» Direction
Give the entries again exactly, every one of them.

Stored data:
-----
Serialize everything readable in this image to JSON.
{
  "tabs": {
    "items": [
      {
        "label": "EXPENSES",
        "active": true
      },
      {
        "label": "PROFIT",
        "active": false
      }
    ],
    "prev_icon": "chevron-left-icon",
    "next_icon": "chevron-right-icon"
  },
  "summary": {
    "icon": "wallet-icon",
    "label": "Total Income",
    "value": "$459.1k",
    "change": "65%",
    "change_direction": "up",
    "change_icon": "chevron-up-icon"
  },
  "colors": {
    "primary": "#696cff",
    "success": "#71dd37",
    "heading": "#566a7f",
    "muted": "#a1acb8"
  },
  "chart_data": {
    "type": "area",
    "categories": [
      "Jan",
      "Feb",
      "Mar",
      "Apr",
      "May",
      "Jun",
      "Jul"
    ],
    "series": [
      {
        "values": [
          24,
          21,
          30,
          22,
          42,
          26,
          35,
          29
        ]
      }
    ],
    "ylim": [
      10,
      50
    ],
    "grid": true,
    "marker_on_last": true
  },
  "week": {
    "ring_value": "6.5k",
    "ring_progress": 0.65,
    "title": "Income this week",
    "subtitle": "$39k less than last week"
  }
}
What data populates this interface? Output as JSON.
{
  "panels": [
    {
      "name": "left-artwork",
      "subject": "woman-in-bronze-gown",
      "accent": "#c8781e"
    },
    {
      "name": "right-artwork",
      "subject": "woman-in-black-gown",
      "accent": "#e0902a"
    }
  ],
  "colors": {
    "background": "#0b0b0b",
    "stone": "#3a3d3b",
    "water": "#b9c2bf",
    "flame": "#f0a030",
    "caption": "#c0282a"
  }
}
-----
» Output below
Serialize everything readable in this image to JSON.
{
  "tabs": {
    "items": [
      {
        "label": "EXPENSES",
        "active": true
      },
      {
        "label": "PROFIT",
        "active": false
      }
    ],
    "prev_icon": "chevron-left-icon",
    "next_icon": "chevron-right-icon"
  },
  "summary": {
    "icon": "wallet-icon",
    "label": "Total Income",
    "value": "$459.1k",
    "change": "65%",
    "change_direction": "up",
    "change_icon": "chevron-up-icon"
  },
  "colors": {
    "primary": "#696cff",
    "success": "#71dd37",
    "heading": "#566a7f",
    "muted": "#a1acb8"
  },
  "chart_data": {
    "type": "area",
    "categories": [
      "Jan",
      "Feb",
      "Mar",
      "Apr",
      "May",
      "Jun",
      "Jul"
    ],
    "series": [
      {
        "values": [
          24,
          21,
          30,
          22,
          42,
          26,
          35,
          29
        ]
      }
    ],
    "ylim": [
      10,
      50
    ],
    "grid": true,
    "marker_on_last": true
  },
  "week": {
    "ring_value": "6.5k",
    "ring_progress": 0.65,
    "title": "Income this week",
    "subtitle": "$39k less than last week"
  }
}
What data populates this interface? Output as JSON.
{
  "panels": [
    {
      "name": "left-artwork",
      "subject": "woman-in-bronze-gown",
      "accent": "#c8781e"
    },
    {
      "name": "right-artwork",
      "subject": "woman-in-black-gown",
      "accent": "#e0902a"
    }
  ],
  "colors": {
    "background": "#0b0b0b",
    "stone": "#3a3d3b",
    "water": "#b9c2bf",
    "flame": "#f0a030",
    "caption": "#c0282a"
  }
}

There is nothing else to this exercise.